[START OF Record excerpts]

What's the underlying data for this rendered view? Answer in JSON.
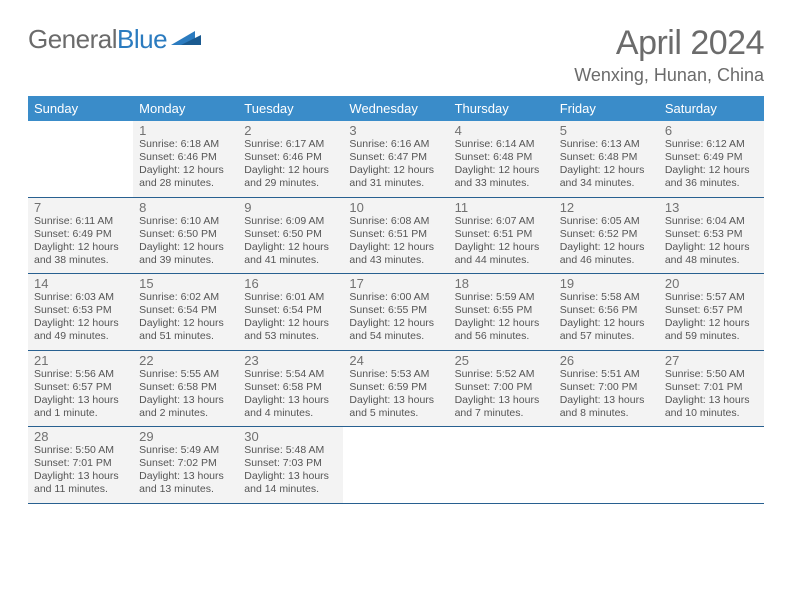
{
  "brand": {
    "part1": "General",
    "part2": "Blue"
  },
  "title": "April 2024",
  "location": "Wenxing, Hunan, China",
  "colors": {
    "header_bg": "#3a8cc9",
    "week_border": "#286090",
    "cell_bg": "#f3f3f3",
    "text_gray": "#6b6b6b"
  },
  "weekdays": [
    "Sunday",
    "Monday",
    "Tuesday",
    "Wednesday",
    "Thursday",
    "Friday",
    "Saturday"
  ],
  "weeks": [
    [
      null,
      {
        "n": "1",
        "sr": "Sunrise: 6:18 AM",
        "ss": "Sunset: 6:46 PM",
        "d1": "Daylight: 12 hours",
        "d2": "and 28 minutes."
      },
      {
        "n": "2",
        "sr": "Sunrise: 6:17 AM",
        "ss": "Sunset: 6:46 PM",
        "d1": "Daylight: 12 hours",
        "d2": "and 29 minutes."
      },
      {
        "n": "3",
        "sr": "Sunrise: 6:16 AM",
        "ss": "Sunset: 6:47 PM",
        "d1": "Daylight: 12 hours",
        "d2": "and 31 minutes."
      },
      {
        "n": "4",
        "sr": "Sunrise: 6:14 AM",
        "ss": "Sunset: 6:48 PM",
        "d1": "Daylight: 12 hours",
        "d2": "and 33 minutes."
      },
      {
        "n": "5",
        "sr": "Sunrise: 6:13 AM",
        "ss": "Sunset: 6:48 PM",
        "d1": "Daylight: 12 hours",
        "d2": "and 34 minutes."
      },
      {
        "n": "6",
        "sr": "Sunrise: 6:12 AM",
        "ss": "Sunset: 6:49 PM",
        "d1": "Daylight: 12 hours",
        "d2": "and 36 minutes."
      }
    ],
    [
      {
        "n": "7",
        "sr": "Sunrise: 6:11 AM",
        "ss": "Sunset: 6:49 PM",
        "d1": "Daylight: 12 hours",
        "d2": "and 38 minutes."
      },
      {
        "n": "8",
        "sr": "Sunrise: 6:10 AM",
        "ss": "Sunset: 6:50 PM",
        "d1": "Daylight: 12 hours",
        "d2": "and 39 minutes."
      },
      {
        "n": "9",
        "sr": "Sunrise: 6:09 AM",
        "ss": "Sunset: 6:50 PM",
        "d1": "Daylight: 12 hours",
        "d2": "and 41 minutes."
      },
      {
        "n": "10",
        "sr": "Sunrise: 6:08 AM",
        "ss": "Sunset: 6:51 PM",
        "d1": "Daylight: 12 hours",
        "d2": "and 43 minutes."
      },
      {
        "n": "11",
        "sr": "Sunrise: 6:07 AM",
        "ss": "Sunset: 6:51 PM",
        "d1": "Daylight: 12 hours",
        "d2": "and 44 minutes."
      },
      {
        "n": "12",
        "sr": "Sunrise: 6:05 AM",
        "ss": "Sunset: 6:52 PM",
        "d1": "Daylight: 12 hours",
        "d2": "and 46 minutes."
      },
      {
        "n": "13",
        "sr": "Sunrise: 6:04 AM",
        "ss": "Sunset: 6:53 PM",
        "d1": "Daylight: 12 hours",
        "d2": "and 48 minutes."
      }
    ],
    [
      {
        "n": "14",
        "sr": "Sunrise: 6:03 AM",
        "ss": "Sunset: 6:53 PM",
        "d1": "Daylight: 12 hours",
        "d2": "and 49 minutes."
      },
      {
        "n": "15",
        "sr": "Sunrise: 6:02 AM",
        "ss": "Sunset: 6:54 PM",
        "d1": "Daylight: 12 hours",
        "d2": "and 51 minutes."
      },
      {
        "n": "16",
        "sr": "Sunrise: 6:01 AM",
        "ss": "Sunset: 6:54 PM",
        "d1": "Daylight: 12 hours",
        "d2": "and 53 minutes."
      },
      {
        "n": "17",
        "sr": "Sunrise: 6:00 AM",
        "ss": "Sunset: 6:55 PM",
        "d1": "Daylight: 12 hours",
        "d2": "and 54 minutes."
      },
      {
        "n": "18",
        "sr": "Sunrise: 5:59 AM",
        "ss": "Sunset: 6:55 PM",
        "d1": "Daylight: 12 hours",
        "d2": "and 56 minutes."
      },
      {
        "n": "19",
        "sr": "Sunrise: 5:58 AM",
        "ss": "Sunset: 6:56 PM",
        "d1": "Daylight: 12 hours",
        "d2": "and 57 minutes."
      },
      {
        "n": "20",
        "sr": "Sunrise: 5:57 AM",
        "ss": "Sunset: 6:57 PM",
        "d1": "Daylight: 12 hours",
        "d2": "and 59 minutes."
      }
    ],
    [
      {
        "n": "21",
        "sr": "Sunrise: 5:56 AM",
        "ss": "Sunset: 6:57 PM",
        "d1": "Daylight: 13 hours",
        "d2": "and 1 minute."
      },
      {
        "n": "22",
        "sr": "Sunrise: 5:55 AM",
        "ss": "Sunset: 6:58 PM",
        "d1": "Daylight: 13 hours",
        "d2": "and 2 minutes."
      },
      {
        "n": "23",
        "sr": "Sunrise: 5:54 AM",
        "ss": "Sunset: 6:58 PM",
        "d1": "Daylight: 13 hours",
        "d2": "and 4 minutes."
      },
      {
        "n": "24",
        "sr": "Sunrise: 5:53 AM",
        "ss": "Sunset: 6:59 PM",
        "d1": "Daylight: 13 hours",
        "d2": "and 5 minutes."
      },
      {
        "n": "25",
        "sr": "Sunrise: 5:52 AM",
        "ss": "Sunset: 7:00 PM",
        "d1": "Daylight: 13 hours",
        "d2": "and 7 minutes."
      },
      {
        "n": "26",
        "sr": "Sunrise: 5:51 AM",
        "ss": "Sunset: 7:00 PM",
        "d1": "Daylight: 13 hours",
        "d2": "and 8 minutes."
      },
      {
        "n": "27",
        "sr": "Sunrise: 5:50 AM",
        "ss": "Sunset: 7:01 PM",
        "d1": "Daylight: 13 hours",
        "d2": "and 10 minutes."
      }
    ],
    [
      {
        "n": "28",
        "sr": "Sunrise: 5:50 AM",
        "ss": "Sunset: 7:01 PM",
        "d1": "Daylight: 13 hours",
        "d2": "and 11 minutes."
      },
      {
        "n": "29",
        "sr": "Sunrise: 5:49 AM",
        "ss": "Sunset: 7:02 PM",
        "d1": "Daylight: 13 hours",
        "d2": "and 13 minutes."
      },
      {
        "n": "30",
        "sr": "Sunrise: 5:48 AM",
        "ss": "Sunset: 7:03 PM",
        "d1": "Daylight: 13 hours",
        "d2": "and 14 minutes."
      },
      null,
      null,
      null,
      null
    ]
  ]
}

[END OF Record excerpts]
[START OF Record excerpts]

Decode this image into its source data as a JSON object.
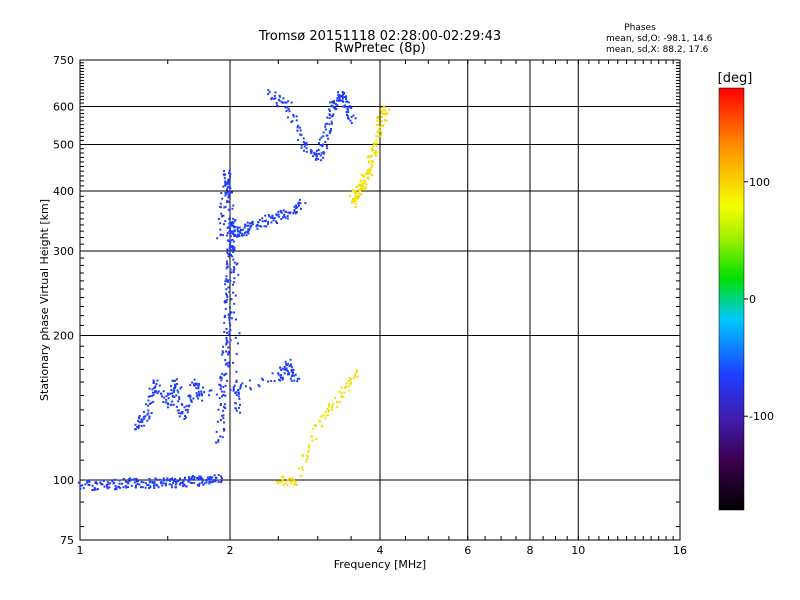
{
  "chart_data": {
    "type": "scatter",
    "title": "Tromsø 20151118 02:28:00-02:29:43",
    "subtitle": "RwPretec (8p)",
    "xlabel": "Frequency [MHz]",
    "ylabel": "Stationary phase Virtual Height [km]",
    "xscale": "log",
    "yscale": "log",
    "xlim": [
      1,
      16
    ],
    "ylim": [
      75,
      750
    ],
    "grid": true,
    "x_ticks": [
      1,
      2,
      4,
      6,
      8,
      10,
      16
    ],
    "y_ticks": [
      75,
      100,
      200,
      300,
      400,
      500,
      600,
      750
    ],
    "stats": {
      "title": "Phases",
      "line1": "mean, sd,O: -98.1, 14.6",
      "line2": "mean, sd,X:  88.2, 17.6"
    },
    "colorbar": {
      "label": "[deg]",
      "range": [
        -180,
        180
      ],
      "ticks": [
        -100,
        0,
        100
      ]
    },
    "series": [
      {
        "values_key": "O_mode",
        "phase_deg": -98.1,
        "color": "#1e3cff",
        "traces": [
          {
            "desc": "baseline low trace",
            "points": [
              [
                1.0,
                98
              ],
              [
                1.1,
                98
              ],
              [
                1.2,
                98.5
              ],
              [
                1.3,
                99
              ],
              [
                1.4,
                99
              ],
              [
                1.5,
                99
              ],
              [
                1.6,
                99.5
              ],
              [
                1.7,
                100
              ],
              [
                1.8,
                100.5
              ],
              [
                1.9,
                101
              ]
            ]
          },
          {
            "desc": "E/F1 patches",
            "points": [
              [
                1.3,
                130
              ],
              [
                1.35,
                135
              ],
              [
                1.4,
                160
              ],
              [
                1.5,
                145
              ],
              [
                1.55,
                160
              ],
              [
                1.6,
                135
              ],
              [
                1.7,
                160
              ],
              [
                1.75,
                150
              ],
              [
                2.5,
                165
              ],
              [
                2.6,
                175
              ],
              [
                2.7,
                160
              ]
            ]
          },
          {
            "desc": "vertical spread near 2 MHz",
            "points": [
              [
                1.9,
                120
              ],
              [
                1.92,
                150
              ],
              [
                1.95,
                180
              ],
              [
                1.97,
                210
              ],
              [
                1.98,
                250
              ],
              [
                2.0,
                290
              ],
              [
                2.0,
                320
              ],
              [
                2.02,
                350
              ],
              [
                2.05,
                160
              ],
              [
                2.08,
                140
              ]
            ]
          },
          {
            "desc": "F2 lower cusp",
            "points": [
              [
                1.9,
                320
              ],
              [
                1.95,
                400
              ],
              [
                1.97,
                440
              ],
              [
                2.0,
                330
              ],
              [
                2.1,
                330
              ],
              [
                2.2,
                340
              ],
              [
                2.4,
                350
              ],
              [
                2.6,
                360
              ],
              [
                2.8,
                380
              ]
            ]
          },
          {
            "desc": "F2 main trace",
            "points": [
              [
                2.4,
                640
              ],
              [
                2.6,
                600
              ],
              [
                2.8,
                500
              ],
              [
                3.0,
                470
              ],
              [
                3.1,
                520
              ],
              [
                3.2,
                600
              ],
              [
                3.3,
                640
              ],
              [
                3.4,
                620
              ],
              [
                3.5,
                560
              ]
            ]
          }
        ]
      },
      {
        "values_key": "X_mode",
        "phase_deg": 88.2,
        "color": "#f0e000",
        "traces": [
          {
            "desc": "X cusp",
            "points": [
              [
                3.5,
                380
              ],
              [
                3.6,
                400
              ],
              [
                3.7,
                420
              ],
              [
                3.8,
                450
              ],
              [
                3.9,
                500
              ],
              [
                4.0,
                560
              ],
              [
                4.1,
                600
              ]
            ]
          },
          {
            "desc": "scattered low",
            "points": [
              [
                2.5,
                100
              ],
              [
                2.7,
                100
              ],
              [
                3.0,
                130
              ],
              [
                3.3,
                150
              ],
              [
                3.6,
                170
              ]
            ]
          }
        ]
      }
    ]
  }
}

[END OF Record excerpts]

Looking at the records above, report how many lines contain the word "mean". Answer with the number only.

2